_What is expected_.
Emit the data below verbatim, stripping out any pictures.

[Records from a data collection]

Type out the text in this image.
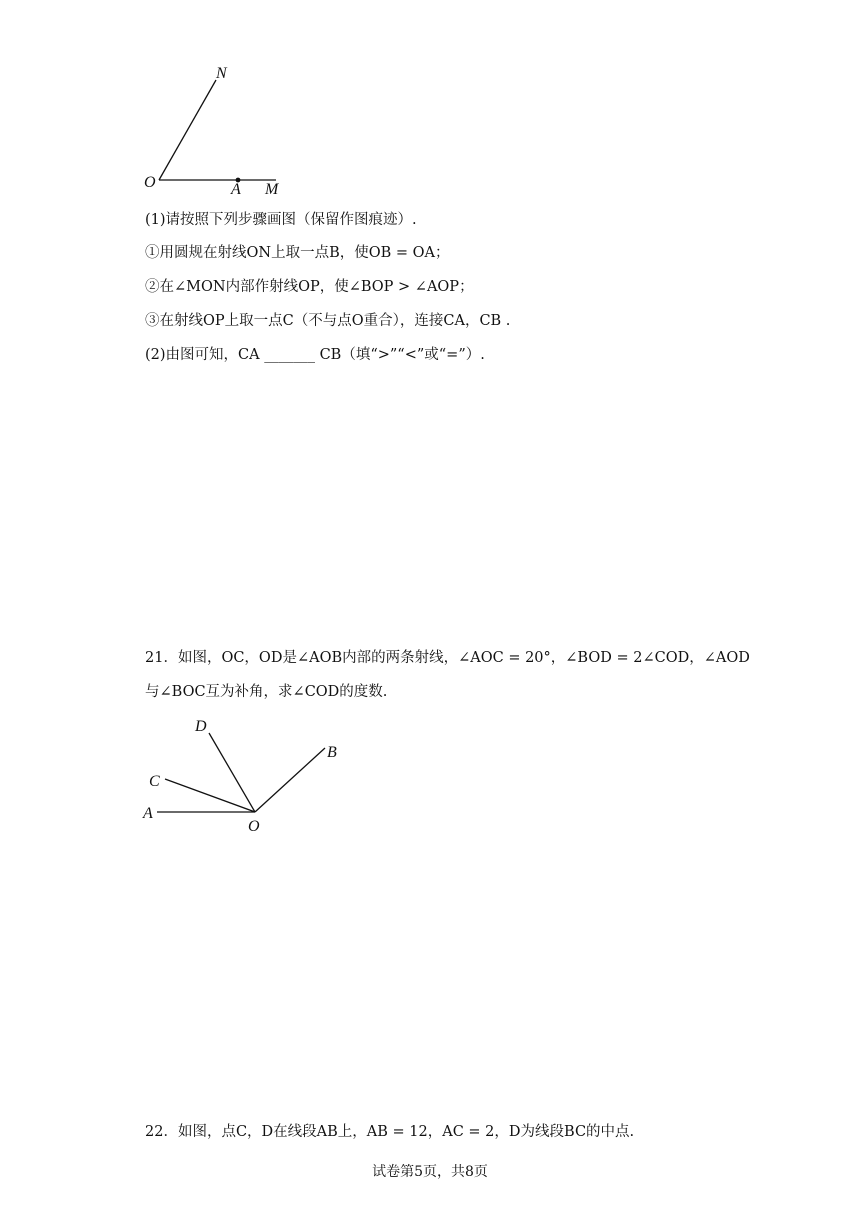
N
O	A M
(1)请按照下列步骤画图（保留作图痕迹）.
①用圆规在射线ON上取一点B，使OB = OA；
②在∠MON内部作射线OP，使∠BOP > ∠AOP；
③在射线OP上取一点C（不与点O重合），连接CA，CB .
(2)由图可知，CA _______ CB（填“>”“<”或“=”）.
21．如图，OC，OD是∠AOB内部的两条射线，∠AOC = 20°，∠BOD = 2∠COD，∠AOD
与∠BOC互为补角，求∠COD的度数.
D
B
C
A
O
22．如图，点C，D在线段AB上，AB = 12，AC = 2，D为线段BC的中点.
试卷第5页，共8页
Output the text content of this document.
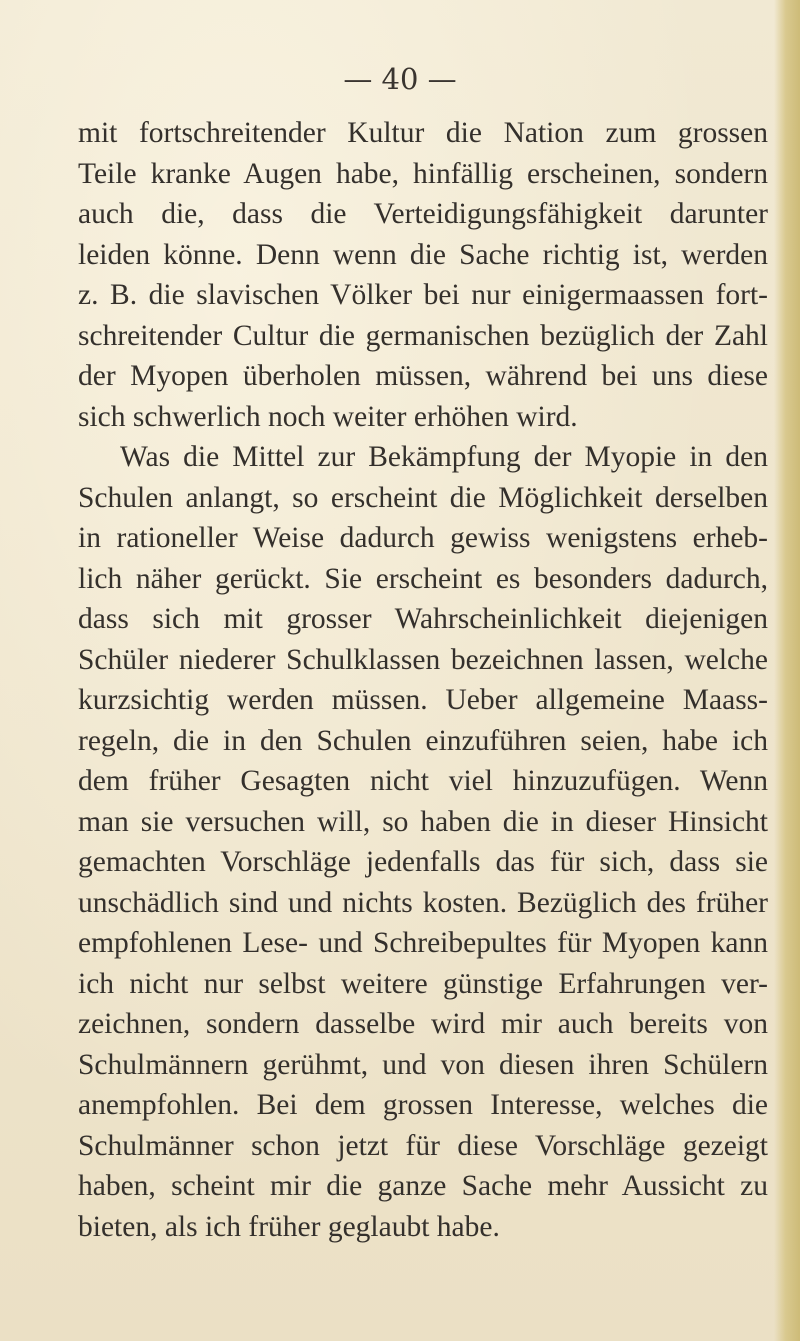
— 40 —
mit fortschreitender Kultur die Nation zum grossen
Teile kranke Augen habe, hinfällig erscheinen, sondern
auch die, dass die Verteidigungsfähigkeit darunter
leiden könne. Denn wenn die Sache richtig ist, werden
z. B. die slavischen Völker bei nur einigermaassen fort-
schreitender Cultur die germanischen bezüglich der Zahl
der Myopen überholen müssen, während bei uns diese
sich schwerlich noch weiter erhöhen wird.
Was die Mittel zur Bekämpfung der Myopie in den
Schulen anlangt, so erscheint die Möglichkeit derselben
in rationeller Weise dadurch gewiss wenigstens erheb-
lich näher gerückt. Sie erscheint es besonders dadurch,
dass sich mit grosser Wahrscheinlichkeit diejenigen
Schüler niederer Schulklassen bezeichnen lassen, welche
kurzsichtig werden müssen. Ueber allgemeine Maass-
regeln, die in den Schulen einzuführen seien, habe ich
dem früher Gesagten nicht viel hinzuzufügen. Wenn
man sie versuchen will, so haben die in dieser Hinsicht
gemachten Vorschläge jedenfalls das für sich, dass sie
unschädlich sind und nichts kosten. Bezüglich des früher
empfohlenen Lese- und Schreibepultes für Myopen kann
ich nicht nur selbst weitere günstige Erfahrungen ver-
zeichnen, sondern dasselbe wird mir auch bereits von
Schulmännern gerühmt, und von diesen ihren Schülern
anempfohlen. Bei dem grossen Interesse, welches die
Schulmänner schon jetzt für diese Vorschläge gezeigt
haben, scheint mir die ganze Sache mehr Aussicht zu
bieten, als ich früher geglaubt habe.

_Result below_.
Type out the text in this image.
N
O	A M
(1)请按照下列步骤画图（保留作图痕迹）.
①用圆规在射线ON上取一点B，使OB = OA；
②在∠MON内部作射线OP，使∠BOP > ∠AOP；
③在射线OP上取一点C（不与点O重合），连接CA，CB .
(2)由图可知，CA _______ CB（填“>”“<”或“=”）.
21．如图，OC，OD是∠AOB内部的两条射线，∠AOC = 20°，∠BOD = 2∠COD，∠AOD
与∠BOC互为补角，求∠COD的度数.
D
B
C
A
O
22．如图，点C，D在线段AB上，AB = 12，AC = 2，D为线段BC的中点.
试卷第5页，共8页
Output the text content of this document.
— 40 —
mit fortschreitender Kultur die Nation zum grossen
Teile kranke Augen habe, hinfällig erscheinen, sondern
auch die, dass die Verteidigungsfähigkeit darunter
leiden könne. Denn wenn die Sache richtig ist, werden
z. B. die slavischen Völker bei nur einigermaassen fort-
schreitender Cultur die germanischen bezüglich der Zahl
der Myopen überholen müssen, während bei uns diese
sich schwerlich noch weiter erhöhen wird.
Was die Mittel zur Bekämpfung der Myopie in den
Schulen anlangt, so erscheint die Möglichkeit derselben
in rationeller Weise dadurch gewiss wenigstens erheb-
lich näher gerückt. Sie erscheint es besonders dadurch,
dass sich mit grosser Wahrscheinlichkeit diejenigen
Schüler niederer Schulklassen bezeichnen lassen, welche
kurzsichtig werden müssen. Ueber allgemeine Maass-
regeln, die in den Schulen einzuführen seien, habe ich
dem früher Gesagten nicht viel hinzuzufügen. Wenn
man sie versuchen will, so haben die in dieser Hinsicht
gemachten Vorschläge jedenfalls das für sich, dass sie
unschädlich sind und nichts kosten. Bezüglich des früher
empfohlenen Lese- und Schreibepultes für Myopen kann
ich nicht nur selbst weitere günstige Erfahrungen ver-
zeichnen, sondern dasselbe wird mir auch bereits von
Schulmännern gerühmt, und von diesen ihren Schülern
anempfohlen. Bei dem grossen Interesse, welches die
Schulmänner schon jetzt für diese Vorschläge gezeigt
haben, scheint mir die ganze Sache mehr Aussicht zu
bieten, als ich früher geglaubt habe.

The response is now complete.